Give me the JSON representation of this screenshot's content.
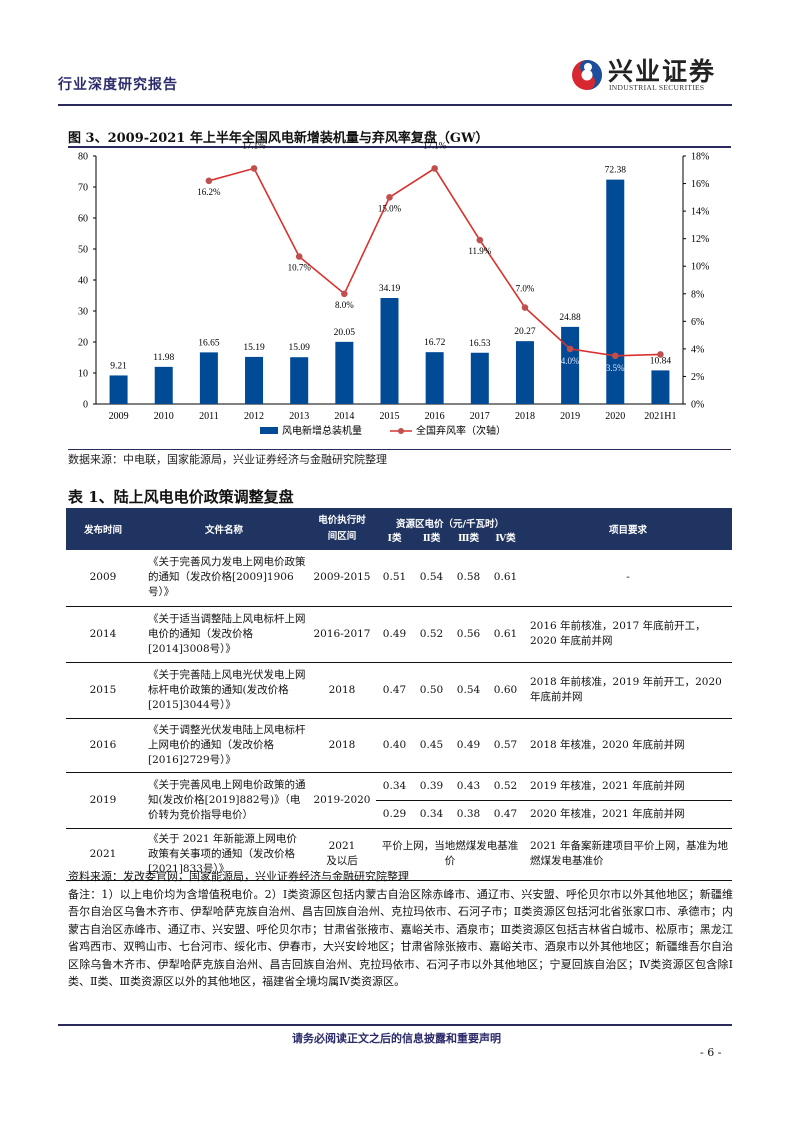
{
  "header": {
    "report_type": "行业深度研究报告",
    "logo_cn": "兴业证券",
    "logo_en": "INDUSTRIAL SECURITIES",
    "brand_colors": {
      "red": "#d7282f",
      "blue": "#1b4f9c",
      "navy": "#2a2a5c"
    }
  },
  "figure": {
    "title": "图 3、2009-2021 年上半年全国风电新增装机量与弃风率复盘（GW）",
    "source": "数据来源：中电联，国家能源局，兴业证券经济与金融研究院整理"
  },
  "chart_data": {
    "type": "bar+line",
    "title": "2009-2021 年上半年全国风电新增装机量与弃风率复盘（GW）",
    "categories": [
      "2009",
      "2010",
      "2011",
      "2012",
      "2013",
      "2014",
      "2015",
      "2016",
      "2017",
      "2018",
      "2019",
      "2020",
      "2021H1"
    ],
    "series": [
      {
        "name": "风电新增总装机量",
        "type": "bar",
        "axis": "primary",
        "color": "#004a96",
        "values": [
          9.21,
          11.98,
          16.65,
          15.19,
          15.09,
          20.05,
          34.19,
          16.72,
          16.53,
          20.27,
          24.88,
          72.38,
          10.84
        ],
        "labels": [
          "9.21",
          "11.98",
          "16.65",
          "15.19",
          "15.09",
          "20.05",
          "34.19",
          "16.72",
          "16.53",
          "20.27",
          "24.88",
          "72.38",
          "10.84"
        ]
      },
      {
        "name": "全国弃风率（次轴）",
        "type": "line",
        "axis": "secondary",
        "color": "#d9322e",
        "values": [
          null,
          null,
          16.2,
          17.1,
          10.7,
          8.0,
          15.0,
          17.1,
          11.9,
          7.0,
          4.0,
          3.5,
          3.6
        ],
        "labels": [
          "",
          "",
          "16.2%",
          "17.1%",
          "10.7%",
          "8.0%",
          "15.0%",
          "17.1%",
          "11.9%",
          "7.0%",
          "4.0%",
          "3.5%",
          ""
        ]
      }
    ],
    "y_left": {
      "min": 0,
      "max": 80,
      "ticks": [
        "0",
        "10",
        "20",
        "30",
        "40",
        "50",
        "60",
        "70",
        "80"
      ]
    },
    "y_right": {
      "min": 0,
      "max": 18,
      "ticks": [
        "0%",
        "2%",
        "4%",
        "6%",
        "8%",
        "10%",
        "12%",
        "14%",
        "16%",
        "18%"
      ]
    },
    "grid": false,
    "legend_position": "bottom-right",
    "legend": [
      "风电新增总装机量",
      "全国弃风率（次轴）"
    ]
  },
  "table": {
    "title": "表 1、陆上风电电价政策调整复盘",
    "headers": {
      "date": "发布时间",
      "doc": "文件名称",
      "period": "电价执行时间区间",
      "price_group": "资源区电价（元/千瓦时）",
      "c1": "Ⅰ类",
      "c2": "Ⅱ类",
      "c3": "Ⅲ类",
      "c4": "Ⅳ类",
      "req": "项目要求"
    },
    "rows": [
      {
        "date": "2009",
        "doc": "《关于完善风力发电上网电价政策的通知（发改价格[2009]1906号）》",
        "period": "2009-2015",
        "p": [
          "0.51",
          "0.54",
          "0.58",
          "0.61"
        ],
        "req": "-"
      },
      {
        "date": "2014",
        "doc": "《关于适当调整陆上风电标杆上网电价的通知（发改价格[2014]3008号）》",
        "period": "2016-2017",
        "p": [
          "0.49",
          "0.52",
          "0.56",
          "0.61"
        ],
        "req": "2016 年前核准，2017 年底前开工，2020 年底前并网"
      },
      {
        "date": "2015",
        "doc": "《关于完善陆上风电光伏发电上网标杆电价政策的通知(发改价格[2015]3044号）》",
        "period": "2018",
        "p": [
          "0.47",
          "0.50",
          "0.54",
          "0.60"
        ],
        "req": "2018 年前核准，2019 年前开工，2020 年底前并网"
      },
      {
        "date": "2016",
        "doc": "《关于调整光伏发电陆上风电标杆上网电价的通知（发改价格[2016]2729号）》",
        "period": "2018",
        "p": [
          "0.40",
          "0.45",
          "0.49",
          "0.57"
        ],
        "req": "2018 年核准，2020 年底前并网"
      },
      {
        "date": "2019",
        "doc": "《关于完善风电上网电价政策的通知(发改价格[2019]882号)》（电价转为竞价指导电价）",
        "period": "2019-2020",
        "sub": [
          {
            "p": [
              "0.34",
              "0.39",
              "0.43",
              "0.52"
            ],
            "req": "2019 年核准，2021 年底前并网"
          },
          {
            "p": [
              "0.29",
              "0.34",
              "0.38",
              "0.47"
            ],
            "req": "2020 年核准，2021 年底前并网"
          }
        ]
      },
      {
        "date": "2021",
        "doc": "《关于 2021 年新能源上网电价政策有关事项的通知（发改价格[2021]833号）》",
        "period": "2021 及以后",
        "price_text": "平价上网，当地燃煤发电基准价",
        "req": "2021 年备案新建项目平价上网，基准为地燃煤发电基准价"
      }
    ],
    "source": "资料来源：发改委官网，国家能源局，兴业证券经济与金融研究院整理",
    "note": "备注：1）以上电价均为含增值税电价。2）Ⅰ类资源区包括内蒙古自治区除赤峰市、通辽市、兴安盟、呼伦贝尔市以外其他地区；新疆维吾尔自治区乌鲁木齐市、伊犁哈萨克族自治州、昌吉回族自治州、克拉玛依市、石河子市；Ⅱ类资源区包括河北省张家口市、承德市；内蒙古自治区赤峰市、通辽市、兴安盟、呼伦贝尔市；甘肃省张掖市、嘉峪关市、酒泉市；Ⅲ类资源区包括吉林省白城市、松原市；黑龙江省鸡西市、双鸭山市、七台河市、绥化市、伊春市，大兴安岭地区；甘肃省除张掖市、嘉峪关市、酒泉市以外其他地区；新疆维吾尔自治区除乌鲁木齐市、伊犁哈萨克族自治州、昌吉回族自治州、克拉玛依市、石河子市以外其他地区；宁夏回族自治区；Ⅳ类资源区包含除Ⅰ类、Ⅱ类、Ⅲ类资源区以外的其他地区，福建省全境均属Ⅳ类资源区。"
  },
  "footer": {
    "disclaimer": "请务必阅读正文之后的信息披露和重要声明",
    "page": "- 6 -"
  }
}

--*--

> Directions:
Scan the lines above for "年前核准", then copy every one that has it.

> Response:
        "req": "2016 年前核准，2017 年底前开工，2020 年底前并网"
        "req": "2018 年前核准，2019 年前开工，2020 年底前并网"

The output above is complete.